The S.O.S. Act would force lawmakers to stop throwing our money
around and start making difficult decisions about what's important
and what's not. It would let Congress spend "only" $873 billion on
discretionary spending programs in fiscal year 2007. Such spending
would then be capped at 2.6 percent annual growth in 2008 and
2009.
Gregg's bill also would start cracking down on "emergency"
spending, which is often used to cover routine and foreseeable
expenditures.
Just last year, for instance, the government declared that 80
percent of counties in the United States were disaster areas. But
if everything's an emergency, nothing is. The S.O.S. Act would
insist that emergency spending decline from $90 billion next year
to $30 billion by 2009. Congress would have to go back to deciding
what really qualifies as an emergency and what should be paid for
out of the regular budget.
In addition, the act would start doing something about a far bigger
problem: the auto-piloted entitlement spending hikes that, left
unchecked, will eat up nearly 14 percent of our nation's annual
gross domestic product in just 20 years, up from 8.7 percent
now.
Lawmakers don't directly control entitlement spending, so they'd
prefer to ignore it. But they won't be able to do that when the
bills start rolling in.
The S.O.S. Act would make it law that the budget deficit next year
couldn't exceed 2.75 percent of GDP. That figure would then decline
each year until it hit 0.5 percent of GDP by 2012. If the deficit
climbed above the target, there would be an automatic "spending
reconciliation" process forcing the budget committees to trim
entitlement spending to meet the target.

→ **Dataset**
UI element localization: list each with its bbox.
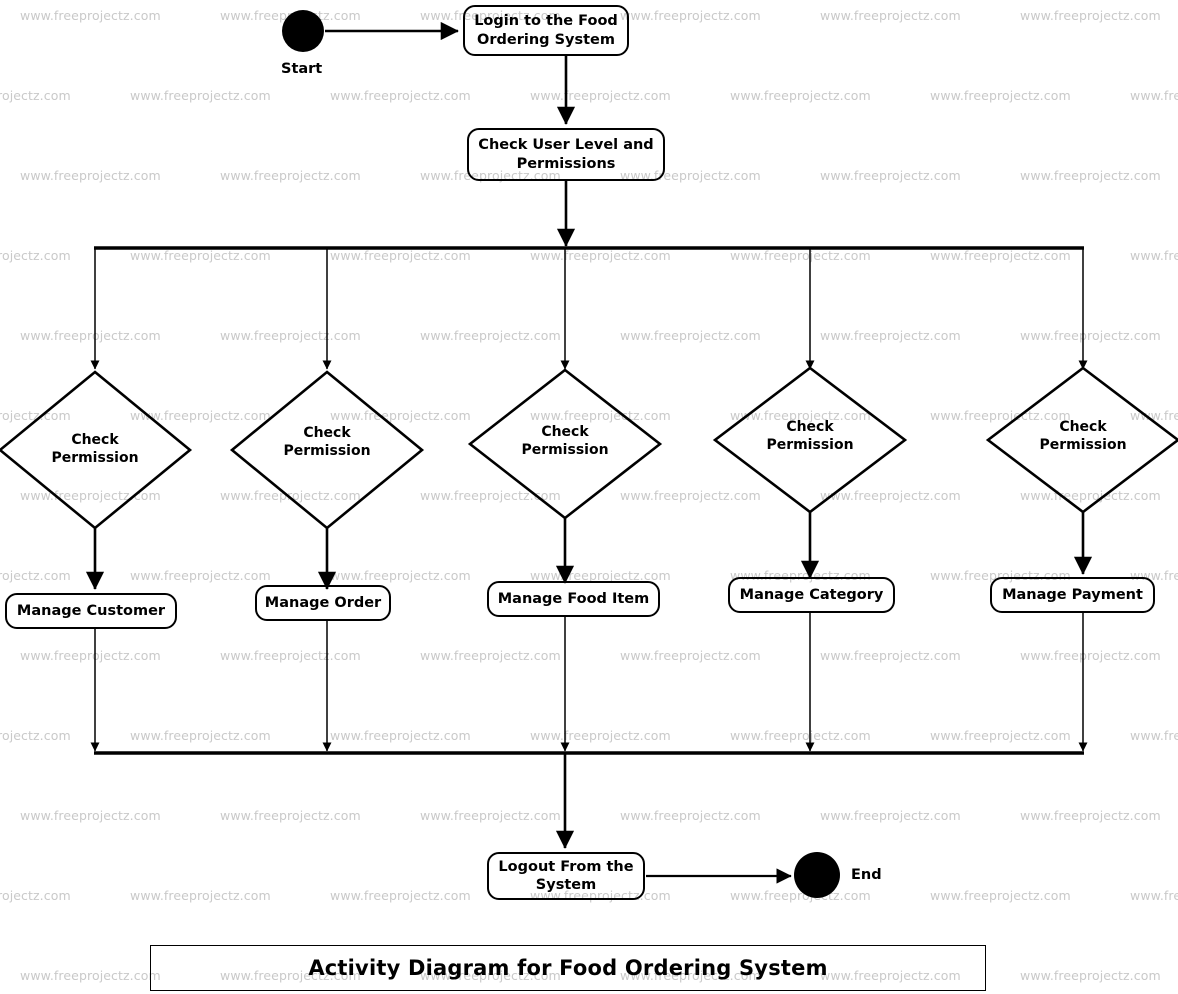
decision-label-3: Check Permission <box>521 424 609 458</box>
decision-label-5: Check Permission <box>1039 419 1127 453</box>
action-login-label: Login to the Food Ordering System <box>474 13 618 48</box>
action-manage-payment[interactable]: Manage Payment <box>990 577 1155 613</box>
diagram-title-frame: Activity Diagram for Food Ordering Syste… <box>150 945 986 991</box>
action-manage-customer[interactable]: Manage Customer <box>5 593 177 629</box>
decision-label-1: Check Permission <box>51 432 139 466</box>
decision-label-4: Check Permission <box>766 419 854 453</box>
action-manage-customer-label: Manage Customer <box>16 602 166 619</box>
node-layer: Start Login to the Food Ordering System … <box>0 0 1178 994</box>
action-manage-order-label: Manage Order <box>264 594 382 611</box>
action-manage-order[interactable]: Manage Order <box>255 585 391 621</box>
end-node-label: End <box>851 867 882 883</box>
action-logout[interactable]: Logout From the System <box>487 852 645 900</box>
action-manage-payment-label: Manage Payment <box>1002 586 1143 603</box>
action-logout-label: Logout From the System <box>498 858 634 893</box>
action-check-user-level[interactable]: Check User Level and Permissions <box>467 128 665 181</box>
start-node-label: Start <box>281 61 323 77</box>
action-manage-food-item[interactable]: Manage Food Item <box>487 581 660 617</box>
decision-label-2: Check Permission <box>283 425 371 459</box>
action-manage-food-item-label: Manage Food Item <box>497 590 650 607</box>
action-manage-category[interactable]: Manage Category <box>728 577 895 613</box>
action-manage-category-label: Manage Category <box>739 586 884 603</box>
action-check-user-level-label: Check User Level and Permissions <box>478 137 654 172</box>
end-node[interactable] <box>794 852 840 898</box>
start-node[interactable] <box>282 10 324 52</box>
diagram-title: Activity Diagram for Food Ordering Syste… <box>308 956 828 980</box>
activity-diagram-canvas: www.freeprojectz.com www.freeprojectz.com… <box>0 0 1178 994</box>
action-login[interactable]: Login to the Food Ordering System <box>463 5 629 56</box>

→ **Problem set**
(1) Answer these questions from the S.O.S. Act passage:
(a) How much would Congress be allowed to spend on discretionary programs in fiscal year 2007?
(b) What percentage of U.S. counties did the government declare disaster areas last year?
(c) What share of GDP would the deficit have to fall to by 2012?
(2) Write the next few sentences of the S.O.S. Act passage, continuing after its final sentence.
The data is separate material and is unrelated to the S.O.S. Act passage.

→ **Per-task answers**
(1)
(a) $873 billion
(b) 80 percent
(c) 0.5 percent

(2)
Because it's difficult to project GDP -- and therefore
deficits -- the bill might be better if it set a specific
spending target for each entitlement program and forced lawmakers
to meet that goal. The most important thing is to force our elected
officials to pay attention to entitlements and to start bringing
them under control.
One small bright spot: The House recently passed a presidential
line-item veto -- one more tool to help restrain
spending.
Everyone must make choices.
A college kid may look at his credit cards and think about getting
a 60-inch flat-screen TV, buying a car and touring Europe. But if
he can't afford to do all three things, something has to give. It's
time for lawmakers to start setting priorities, too.
Edwin
Feulner is president of The Heritage Foundation
(heritage.org), a Washington-based public policy research institute
and co-author of the new book Getting
America Right.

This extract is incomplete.